(Brief) In the entries below, find every line with "this" and copy it.

(Data excerpts)

####################

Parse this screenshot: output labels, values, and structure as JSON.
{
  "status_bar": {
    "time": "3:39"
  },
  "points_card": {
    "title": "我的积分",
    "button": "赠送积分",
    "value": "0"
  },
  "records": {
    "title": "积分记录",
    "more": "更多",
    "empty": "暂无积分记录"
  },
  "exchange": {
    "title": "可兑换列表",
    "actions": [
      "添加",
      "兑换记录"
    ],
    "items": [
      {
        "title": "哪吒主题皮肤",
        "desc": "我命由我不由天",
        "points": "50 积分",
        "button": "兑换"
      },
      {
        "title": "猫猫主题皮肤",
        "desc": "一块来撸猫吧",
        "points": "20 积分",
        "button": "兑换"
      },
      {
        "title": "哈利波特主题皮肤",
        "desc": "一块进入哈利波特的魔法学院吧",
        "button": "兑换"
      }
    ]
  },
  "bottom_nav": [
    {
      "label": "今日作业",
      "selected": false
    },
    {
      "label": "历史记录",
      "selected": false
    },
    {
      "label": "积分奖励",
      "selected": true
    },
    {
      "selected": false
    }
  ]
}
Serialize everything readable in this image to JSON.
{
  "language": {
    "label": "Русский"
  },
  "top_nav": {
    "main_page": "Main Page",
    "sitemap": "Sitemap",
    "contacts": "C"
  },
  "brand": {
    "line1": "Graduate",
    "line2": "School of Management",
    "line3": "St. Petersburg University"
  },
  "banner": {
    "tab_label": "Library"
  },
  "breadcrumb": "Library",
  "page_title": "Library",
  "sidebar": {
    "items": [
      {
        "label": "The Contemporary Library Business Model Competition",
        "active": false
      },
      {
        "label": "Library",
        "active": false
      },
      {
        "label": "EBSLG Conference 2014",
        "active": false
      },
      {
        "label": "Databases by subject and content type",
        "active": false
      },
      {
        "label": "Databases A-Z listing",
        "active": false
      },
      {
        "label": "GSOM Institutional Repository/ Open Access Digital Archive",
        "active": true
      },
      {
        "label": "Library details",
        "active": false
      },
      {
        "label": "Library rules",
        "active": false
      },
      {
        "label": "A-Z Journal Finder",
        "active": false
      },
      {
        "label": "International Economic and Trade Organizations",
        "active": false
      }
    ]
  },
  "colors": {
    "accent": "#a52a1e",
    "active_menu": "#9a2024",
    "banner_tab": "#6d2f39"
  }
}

####################

(Task output)
Parse this screenshot: output labels, values, and structure as JSON.
Serialize everything readable in this image to JSON.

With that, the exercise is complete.